What needs to be done – Output nothing but the number of lines that include the word "повних".

Records –

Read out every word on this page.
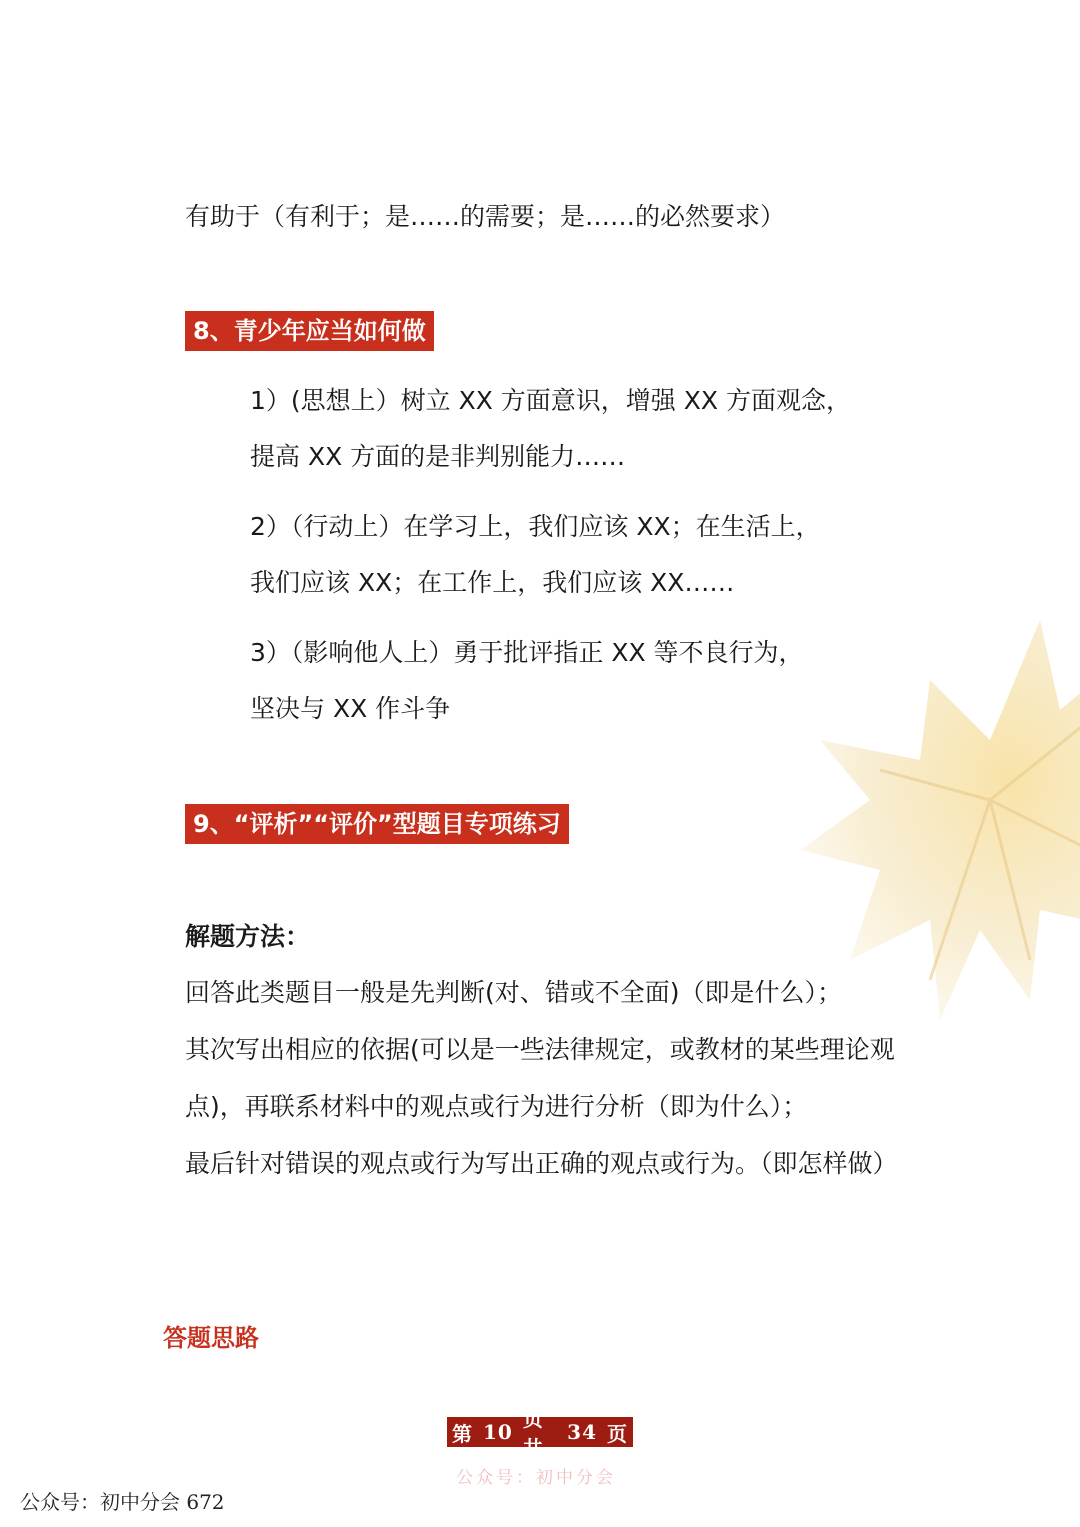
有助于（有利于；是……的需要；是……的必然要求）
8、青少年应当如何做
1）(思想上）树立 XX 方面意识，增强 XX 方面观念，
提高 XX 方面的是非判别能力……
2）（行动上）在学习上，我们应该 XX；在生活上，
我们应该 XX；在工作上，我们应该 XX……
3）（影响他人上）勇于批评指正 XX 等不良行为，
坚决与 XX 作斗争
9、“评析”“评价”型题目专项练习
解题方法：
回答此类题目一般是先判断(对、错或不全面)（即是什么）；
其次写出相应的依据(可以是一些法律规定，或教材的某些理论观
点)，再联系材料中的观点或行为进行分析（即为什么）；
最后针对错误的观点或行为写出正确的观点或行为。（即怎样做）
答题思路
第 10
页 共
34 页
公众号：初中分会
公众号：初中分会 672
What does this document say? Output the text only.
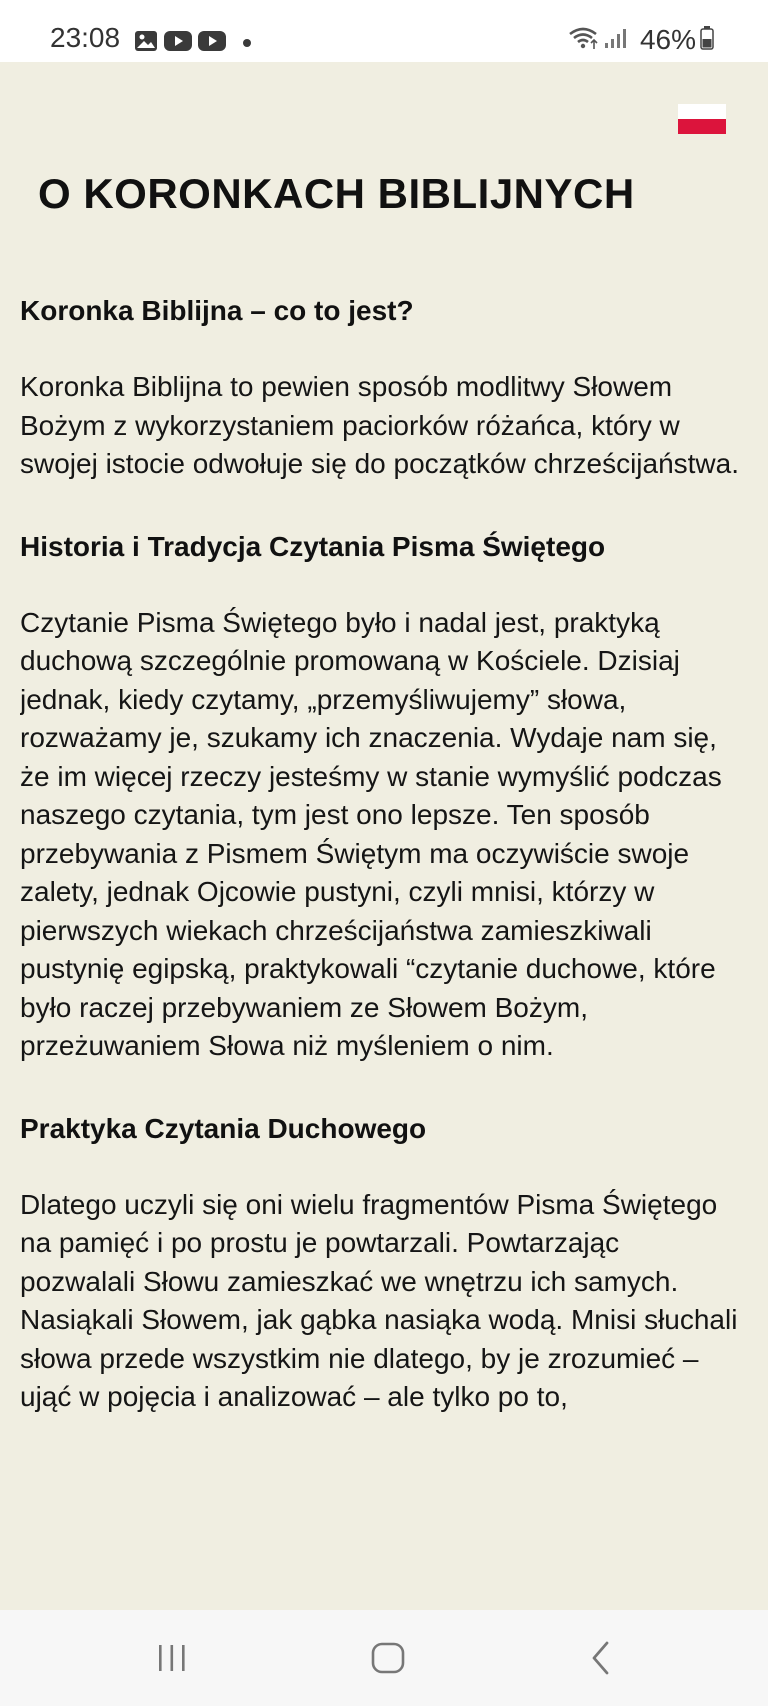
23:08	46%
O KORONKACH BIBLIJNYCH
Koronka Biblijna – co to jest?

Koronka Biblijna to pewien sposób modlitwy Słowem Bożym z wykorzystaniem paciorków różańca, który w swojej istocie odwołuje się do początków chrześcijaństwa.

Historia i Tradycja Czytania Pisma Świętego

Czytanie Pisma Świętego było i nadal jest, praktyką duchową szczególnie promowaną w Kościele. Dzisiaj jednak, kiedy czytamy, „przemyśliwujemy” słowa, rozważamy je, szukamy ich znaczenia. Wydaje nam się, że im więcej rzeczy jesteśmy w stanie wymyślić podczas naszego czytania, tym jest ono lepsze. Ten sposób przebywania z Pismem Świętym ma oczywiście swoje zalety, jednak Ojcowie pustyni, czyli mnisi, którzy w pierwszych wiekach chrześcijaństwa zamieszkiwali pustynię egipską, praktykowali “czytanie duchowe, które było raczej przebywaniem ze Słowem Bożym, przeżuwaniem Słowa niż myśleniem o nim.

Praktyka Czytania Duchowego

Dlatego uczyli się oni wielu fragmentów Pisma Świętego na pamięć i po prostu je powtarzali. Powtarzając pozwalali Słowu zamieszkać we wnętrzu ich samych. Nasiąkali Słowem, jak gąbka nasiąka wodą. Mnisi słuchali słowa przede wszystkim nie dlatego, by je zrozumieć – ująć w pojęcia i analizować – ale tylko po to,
* * *
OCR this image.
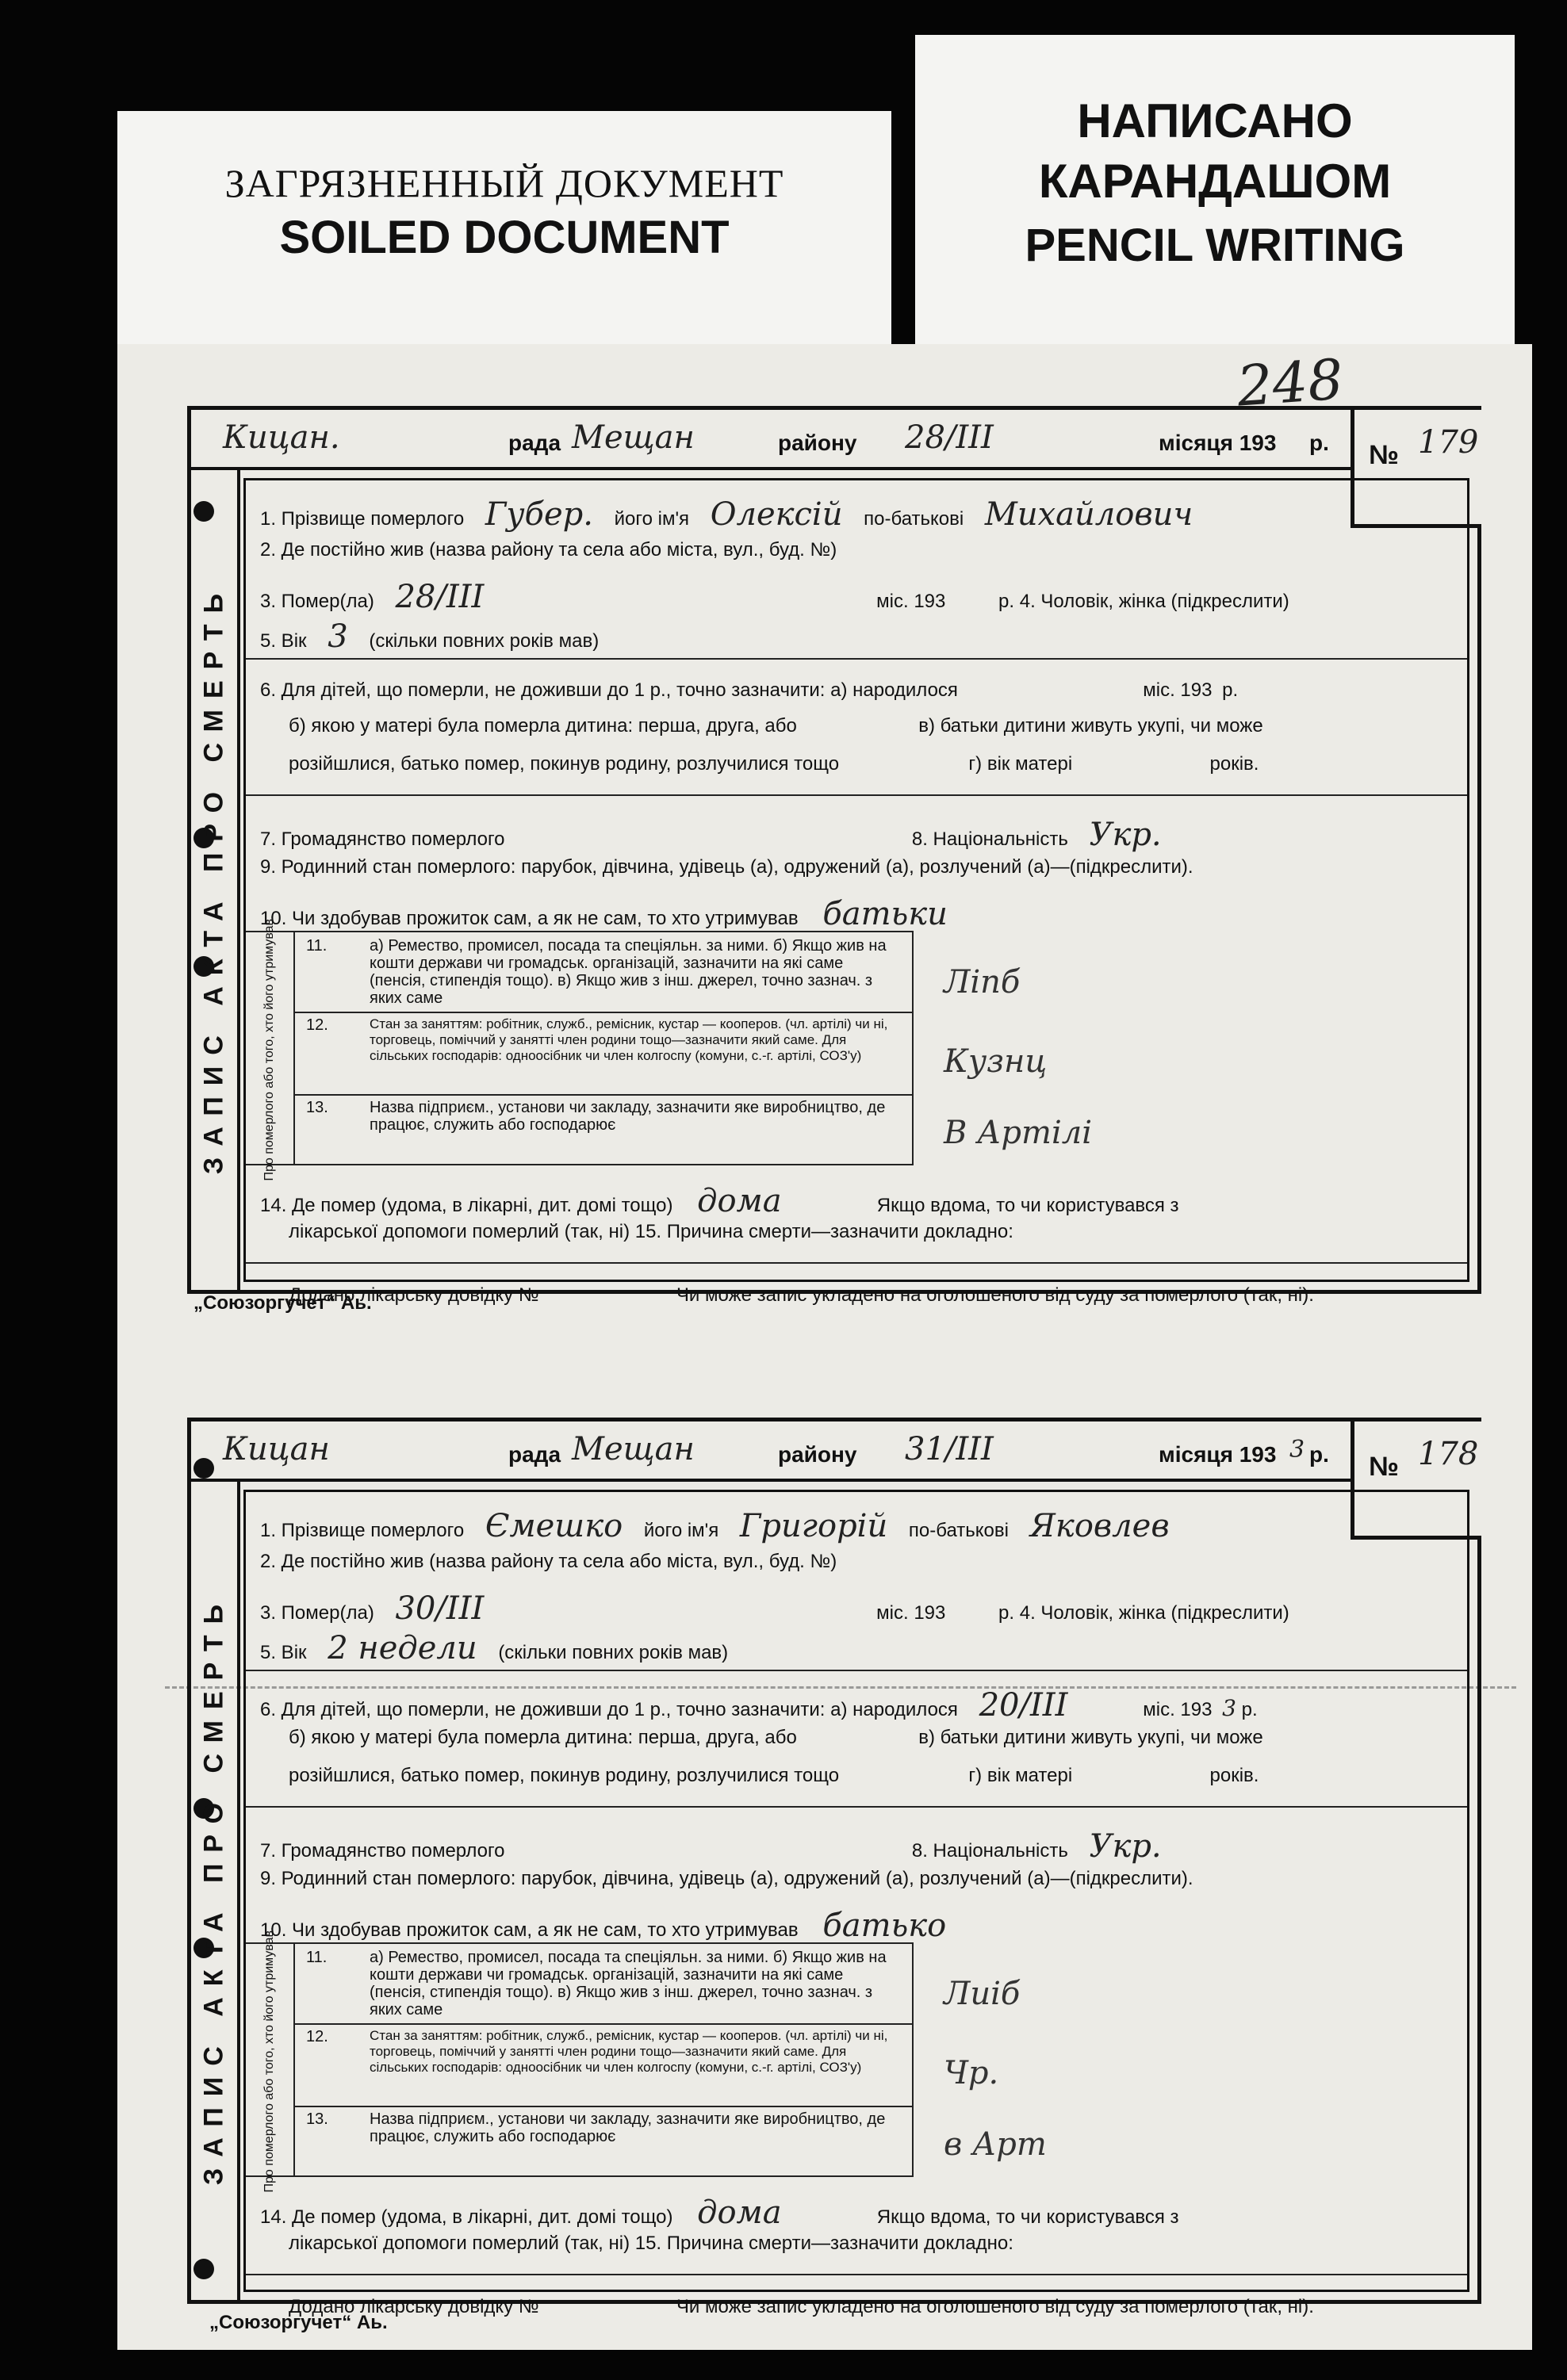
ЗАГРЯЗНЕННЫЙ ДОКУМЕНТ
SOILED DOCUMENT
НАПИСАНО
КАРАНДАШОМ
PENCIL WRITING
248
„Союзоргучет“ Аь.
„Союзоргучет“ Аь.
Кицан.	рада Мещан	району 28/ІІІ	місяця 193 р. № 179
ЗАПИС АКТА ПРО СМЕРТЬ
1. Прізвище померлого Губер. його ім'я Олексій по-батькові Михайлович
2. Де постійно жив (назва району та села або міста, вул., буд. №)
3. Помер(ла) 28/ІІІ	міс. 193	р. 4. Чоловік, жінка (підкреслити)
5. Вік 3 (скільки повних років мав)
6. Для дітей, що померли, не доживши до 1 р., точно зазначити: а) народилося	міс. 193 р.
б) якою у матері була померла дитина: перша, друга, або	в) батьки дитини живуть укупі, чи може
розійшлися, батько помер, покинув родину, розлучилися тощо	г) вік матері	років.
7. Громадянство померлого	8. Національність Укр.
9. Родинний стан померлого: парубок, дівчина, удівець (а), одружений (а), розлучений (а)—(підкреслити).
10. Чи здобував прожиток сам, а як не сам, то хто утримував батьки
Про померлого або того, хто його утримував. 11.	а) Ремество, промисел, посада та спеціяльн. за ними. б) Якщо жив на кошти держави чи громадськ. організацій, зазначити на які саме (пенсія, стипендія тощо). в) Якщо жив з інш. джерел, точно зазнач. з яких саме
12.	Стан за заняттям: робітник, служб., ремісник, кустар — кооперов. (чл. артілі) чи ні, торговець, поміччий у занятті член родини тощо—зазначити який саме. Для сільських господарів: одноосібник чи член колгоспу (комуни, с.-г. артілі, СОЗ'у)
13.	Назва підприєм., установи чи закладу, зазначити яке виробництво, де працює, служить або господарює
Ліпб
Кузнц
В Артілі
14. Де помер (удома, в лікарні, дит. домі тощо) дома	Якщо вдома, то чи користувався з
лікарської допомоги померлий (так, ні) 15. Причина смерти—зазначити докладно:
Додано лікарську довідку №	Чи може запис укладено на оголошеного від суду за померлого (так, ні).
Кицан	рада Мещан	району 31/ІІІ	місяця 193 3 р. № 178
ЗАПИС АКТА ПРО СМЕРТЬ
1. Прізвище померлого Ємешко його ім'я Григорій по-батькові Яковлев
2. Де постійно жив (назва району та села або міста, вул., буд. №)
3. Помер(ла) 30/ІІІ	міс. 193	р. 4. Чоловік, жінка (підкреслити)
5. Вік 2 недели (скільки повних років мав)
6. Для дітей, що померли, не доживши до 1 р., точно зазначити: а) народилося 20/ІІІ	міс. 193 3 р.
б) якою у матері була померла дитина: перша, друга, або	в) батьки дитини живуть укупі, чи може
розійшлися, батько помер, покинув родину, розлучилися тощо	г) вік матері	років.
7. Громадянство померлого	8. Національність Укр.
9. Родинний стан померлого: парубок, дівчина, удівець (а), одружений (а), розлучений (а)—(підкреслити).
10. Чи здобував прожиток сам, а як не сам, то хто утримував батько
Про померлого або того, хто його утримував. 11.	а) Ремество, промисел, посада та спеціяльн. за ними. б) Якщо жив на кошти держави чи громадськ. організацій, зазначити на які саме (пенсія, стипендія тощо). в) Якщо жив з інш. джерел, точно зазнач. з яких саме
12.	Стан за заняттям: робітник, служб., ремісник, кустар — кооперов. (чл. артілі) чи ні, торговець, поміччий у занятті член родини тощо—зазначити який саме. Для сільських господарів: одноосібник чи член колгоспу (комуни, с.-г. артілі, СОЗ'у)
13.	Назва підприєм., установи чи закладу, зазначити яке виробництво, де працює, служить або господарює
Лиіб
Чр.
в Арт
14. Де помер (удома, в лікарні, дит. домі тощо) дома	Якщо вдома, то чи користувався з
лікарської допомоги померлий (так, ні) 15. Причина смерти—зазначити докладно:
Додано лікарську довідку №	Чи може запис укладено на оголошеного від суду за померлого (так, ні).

Written solution – 2